— start of Given records —

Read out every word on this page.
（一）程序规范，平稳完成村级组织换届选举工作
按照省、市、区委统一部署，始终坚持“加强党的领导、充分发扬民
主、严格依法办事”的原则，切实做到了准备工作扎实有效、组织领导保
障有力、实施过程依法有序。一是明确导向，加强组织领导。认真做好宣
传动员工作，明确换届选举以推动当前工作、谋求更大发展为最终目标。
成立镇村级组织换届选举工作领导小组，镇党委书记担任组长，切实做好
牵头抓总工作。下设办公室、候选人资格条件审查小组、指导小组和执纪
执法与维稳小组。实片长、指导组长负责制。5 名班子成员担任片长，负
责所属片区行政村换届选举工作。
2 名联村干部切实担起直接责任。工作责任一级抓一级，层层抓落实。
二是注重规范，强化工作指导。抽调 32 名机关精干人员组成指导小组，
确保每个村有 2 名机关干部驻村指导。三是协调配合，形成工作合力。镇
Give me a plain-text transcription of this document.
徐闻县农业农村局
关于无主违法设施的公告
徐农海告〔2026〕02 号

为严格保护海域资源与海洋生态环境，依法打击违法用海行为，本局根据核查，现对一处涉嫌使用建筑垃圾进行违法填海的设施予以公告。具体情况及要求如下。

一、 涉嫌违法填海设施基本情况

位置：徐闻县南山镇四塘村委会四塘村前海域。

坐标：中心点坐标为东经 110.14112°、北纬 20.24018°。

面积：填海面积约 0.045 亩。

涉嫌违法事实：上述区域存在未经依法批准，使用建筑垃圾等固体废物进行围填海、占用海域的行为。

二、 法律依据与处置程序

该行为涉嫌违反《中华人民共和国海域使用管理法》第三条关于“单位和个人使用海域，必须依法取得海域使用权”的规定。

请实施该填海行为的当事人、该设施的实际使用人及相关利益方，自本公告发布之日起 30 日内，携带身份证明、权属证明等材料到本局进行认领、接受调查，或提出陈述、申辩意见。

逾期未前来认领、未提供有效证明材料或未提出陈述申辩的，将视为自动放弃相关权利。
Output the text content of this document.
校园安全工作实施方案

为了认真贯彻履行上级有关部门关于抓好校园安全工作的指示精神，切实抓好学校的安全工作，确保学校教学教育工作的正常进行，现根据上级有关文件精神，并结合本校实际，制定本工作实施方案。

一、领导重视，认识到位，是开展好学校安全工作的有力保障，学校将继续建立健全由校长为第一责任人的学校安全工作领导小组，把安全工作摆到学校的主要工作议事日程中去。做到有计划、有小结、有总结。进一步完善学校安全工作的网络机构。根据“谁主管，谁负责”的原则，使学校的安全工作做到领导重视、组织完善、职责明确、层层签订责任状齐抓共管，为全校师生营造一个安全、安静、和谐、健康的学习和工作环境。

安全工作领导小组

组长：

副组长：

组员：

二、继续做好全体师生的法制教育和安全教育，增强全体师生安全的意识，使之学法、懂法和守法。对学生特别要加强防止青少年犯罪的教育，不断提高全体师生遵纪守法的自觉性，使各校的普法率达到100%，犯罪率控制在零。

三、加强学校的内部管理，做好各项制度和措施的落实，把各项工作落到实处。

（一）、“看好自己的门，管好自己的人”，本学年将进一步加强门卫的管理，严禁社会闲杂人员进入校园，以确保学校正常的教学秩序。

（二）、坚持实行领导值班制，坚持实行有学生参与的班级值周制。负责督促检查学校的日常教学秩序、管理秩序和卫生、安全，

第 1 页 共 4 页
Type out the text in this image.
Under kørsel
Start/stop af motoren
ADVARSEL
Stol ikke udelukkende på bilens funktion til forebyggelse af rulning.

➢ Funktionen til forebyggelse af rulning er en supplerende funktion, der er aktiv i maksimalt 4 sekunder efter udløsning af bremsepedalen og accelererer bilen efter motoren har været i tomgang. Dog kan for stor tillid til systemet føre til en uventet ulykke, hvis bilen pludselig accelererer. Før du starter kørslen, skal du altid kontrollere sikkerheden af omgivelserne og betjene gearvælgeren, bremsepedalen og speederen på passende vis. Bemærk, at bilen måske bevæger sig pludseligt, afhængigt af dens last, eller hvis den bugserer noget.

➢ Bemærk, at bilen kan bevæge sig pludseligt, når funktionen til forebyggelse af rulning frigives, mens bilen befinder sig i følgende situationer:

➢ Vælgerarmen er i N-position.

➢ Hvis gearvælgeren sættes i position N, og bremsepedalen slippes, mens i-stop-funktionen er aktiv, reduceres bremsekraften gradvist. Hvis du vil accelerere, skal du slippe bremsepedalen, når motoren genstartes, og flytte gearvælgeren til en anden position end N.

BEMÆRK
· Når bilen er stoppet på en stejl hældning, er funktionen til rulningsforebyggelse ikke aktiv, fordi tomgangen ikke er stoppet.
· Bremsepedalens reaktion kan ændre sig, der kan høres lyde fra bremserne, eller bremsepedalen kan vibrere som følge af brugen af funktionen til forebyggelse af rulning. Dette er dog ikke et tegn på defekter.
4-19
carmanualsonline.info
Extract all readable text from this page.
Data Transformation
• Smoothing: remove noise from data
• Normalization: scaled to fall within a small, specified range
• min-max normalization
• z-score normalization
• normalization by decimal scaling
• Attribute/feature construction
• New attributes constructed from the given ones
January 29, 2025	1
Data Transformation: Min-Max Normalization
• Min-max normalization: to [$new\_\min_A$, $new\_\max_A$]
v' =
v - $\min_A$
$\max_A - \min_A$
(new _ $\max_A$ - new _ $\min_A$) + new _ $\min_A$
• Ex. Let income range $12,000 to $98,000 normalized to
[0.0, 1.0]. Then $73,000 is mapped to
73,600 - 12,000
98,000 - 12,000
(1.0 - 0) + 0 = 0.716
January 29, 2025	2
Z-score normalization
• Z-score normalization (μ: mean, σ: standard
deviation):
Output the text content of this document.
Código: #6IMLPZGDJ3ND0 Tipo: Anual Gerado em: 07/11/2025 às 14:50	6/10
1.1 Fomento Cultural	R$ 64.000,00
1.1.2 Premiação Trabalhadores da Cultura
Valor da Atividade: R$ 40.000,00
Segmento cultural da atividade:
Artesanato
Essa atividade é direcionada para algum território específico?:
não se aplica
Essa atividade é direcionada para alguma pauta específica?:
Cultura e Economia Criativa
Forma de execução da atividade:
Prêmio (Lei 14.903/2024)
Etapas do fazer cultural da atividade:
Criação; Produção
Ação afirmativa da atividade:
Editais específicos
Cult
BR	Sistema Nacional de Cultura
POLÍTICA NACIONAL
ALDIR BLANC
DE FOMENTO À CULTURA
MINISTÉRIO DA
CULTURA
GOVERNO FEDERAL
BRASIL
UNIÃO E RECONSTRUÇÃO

— end of Given records —

### Exercise goal
Copy each line of the data above without altering a single character.

### The reply
Read out every word on this page.
（一）程序规范，平稳完成村级组织换届选举工作
按照省、市、区委统一部署，始终坚持“加强党的领导、充分发扬民
主、严格依法办事”的原则，切实做到了准备工作扎实有效、组织领导保
障有力、实施过程依法有序。一是明确导向，加强组织领导。认真做好宣
传动员工作，明确换届选举以推动当前工作、谋求更大发展为最终目标。
成立镇村级组织换届选举工作领导小组，镇党委书记担任组长，切实做好
牵头抓总工作。下设办公室、候选人资格条件审查小组、指导小组和执纪
执法与维稳小组。实片长、指导组长负责制。5 名班子成员担任片长，负
责所属片区行政村换届选举工作。
2 名联村干部切实担起直接责任。工作责任一级抓一级，层层抓落实。
二是注重规范，强化工作指导。抽调 32 名机关精干人员组成指导小组，
确保每个村有 2 名机关干部驻村指导。三是协调配合，形成工作合力。镇
Give me a plain-text transcription of this document.
徐闻县农业农村局
关于无主违法设施的公告
徐农海告〔2026〕02 号

为严格保护海域资源与海洋生态环境，依法打击违法用海行为，本局根据核查，现对一处涉嫌使用建筑垃圾进行违法填海的设施予以公告。具体情况及要求如下。

一、 涉嫌违法填海设施基本情况

位置：徐闻县南山镇四塘村委会四塘村前海域。

坐标：中心点坐标为东经 110.14112°、北纬 20.24018°。

面积：填海面积约 0.045 亩。

涉嫌违法事实：上述区域存在未经依法批准，使用建筑垃圾等固体废物进行围填海、占用海域的行为。

二、 法律依据与处置程序

该行为涉嫌违反《中华人民共和国海域使用管理法》第三条关于“单位和个人使用海域，必须依法取得海域使用权”的规定。

请实施该填海行为的当事人、该设施的实际使用人及相关利益方，自本公告发布之日起 30 日内，携带身份证明、权属证明等材料到本局进行认领、接受调查，或提出陈述、申辩意见。

逾期未前来认领、未提供有效证明材料或未提出陈述申辩的，将视为自动放弃相关权利。
Output the text content of this document.
校园安全工作实施方案

为了认真贯彻履行上级有关部门关于抓好校园安全工作的指示精神，切实抓好学校的安全工作，确保学校教学教育工作的正常进行，现根据上级有关文件精神，并结合本校实际，制定本工作实施方案。

一、领导重视，认识到位，是开展好学校安全工作的有力保障，学校将继续建立健全由校长为第一责任人的学校安全工作领导小组，把安全工作摆到学校的主要工作议事日程中去。做到有计划、有小结、有总结。进一步完善学校安全工作的网络机构。根据“谁主管，谁负责”的原则，使学校的安全工作做到领导重视、组织完善、职责明确、层层签订责任状齐抓共管，为全校师生营造一个安全、安静、和谐、健康的学习和工作环境。

安全工作领导小组

组长：

副组长：

组员：

二、继续做好全体师生的法制教育和安全教育，增强全体师生安全的意识，使之学法、懂法和守法。对学生特别要加强防止青少年犯罪的教育，不断提高全体师生遵纪守法的自觉性，使各校的普法率达到100%，犯罪率控制在零。

三、加强学校的内部管理，做好各项制度和措施的落实，把各项工作落到实处。

（一）、“看好自己的门，管好自己的人”，本学年将进一步加强门卫的管理，严禁社会闲杂人员进入校园，以确保学校正常的教学秩序。

（二）、坚持实行领导值班制，坚持实行有学生参与的班级值周制。负责督促检查学校的日常教学秩序、管理秩序和卫生、安全，

第 1 页 共 4 页
Type out the text in this image.
Under kørsel
Start/stop af motoren
ADVARSEL
Stol ikke udelukkende på bilens funktion til forebyggelse af rulning.

➢ Funktionen til forebyggelse af rulning er en supplerende funktion, der er aktiv i maksimalt 4 sekunder efter udløsning af bremsepedalen og accelererer bilen efter motoren har været i tomgang. Dog kan for stor tillid til systemet føre til en uventet ulykke, hvis bilen pludselig accelererer. Før du starter kørslen, skal du altid kontrollere sikkerheden af omgivelserne og betjene gearvælgeren, bremsepedalen og speederen på passende vis. Bemærk, at bilen måske bevæger sig pludseligt, afhængigt af dens last, eller hvis den bugserer noget.

➢ Bemærk, at bilen kan bevæge sig pludseligt, når funktionen til forebyggelse af rulning frigives, mens bilen befinder sig i følgende situationer:

➢ Vælgerarmen er i N-position.

➢ Hvis gearvælgeren sættes i position N, og bremsepedalen slippes, mens i-stop-funktionen er aktiv, reduceres bremsekraften gradvist. Hvis du vil accelerere, skal du slippe bremsepedalen, når motoren genstartes, og flytte gearvælgeren til en anden position end N.

BEMÆRK
· Når bilen er stoppet på en stejl hældning, er funktionen til rulningsforebyggelse ikke aktiv, fordi tomgangen ikke er stoppet.
· Bremsepedalens reaktion kan ændre sig, der kan høres lyde fra bremserne, eller bremsepedalen kan vibrere som følge af brugen af funktionen til forebyggelse af rulning. Dette er dog ikke et tegn på defekter.
4-19
carmanualsonline.info
Extract all readable text from this page.
Data Transformation
• Smoothing: remove noise from data
• Normalization: scaled to fall within a small, specified range
• min-max normalization
• z-score normalization
• normalization by decimal scaling
• Attribute/feature construction
• New attributes constructed from the given ones
January 29, 2025	1
Data Transformation: Min-Max Normalization
• Min-max normalization: to [$new\_\min_A$, $new\_\max_A$]
v' =
v - $\min_A$
$\max_A - \min_A$
(new _ $\max_A$ - new _ $\min_A$) + new _ $\min_A$
• Ex. Let income range $12,000 to $98,000 normalized to
[0.0, 1.0]. Then $73,000 is mapped to
73,600 - 12,000
98,000 - 12,000
(1.0 - 0) + 0 = 0.716
January 29, 2025	2
Z-score normalization
• Z-score normalization (μ: mean, σ: standard
deviation):
Output the text content of this document.
Código: #6IMLPZGDJ3ND0 Tipo: Anual Gerado em: 07/11/2025 às 14:50	6/10
1.1 Fomento Cultural	R$ 64.000,00
1.1.2 Premiação Trabalhadores da Cultura
Valor da Atividade: R$ 40.000,00
Segmento cultural da atividade:
Artesanato
Essa atividade é direcionada para algum território específico?:
não se aplica
Essa atividade é direcionada para alguma pauta específica?:
Cultura e Economia Criativa
Forma de execução da atividade:
Prêmio (Lei 14.903/2024)
Etapas do fazer cultural da atividade:
Criação; Produção
Ação afirmativa da atividade:
Editais específicos
Cult
BR	Sistema Nacional de Cultura
POLÍTICA NACIONAL
ALDIR BLANC
DE FOMENTO À CULTURA
MINISTÉRIO DA
CULTURA
GOVERNO FEDERAL
BRASIL
UNIÃO E RECONSTRUÇÃO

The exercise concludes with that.